-- Begin RAW DATA --
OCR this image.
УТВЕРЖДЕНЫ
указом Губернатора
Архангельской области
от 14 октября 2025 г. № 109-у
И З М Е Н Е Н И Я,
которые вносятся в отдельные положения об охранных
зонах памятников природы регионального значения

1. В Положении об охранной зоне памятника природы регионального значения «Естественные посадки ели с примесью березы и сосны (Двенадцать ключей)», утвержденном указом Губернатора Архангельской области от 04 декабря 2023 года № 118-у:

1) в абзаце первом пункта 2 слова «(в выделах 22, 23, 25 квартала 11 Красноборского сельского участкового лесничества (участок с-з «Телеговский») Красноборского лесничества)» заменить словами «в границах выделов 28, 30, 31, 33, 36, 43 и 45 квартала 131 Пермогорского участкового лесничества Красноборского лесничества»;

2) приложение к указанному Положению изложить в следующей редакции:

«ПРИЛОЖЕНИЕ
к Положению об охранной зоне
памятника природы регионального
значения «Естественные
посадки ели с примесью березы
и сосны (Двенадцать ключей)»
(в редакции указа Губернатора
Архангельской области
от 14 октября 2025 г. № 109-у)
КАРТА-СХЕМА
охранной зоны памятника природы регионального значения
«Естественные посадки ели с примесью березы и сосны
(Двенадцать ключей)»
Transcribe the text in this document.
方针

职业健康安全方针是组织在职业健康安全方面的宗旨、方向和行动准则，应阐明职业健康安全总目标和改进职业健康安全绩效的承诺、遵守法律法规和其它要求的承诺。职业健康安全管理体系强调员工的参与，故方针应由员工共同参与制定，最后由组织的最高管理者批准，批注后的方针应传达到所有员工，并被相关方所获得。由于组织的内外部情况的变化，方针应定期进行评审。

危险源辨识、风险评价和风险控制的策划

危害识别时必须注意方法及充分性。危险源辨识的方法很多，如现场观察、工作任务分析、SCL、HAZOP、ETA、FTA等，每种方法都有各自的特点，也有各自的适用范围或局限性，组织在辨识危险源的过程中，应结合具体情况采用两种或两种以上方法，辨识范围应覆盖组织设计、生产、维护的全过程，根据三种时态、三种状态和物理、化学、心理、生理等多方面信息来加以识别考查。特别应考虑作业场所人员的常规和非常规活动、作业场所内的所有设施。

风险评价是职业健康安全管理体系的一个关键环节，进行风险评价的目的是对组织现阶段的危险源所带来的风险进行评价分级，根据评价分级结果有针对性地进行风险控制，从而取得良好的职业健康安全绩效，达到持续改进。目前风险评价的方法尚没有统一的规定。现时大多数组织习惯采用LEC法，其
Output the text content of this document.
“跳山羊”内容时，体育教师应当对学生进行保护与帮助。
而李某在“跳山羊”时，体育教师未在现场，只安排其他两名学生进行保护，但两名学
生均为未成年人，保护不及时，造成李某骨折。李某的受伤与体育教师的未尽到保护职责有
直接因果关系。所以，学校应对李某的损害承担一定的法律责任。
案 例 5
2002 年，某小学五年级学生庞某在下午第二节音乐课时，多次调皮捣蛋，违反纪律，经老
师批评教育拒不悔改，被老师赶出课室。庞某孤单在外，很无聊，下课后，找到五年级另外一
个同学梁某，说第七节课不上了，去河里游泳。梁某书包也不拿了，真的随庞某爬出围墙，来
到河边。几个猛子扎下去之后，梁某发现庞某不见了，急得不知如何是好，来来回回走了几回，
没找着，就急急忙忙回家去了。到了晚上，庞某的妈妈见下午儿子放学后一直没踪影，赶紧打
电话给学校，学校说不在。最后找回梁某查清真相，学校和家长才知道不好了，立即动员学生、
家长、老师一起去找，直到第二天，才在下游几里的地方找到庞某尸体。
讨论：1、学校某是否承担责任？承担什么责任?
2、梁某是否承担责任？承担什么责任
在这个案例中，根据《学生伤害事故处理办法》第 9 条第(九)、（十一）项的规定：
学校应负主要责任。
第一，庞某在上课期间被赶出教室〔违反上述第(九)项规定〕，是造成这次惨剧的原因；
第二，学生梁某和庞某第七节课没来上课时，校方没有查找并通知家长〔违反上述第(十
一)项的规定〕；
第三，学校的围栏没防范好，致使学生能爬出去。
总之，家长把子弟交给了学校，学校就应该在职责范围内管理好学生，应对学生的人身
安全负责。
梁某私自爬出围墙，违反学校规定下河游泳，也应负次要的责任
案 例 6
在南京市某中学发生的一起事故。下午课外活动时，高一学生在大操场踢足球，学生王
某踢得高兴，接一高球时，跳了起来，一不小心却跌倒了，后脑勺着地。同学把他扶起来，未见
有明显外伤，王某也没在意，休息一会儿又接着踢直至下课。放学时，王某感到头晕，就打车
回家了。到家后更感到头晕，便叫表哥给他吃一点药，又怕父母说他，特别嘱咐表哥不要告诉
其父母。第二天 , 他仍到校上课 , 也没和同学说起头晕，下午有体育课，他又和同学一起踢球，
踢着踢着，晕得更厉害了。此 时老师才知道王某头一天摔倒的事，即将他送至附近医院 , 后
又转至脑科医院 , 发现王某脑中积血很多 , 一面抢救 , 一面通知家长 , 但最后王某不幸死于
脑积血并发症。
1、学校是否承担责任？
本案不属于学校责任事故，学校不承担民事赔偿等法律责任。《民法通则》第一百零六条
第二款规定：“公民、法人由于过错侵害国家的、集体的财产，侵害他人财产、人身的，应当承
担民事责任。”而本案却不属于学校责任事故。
-- End RAW DATA --
* REQUIRED WORK
Count the lines that hold the string "Положению", and reply with that number alone.

* CORRECT RESULT
2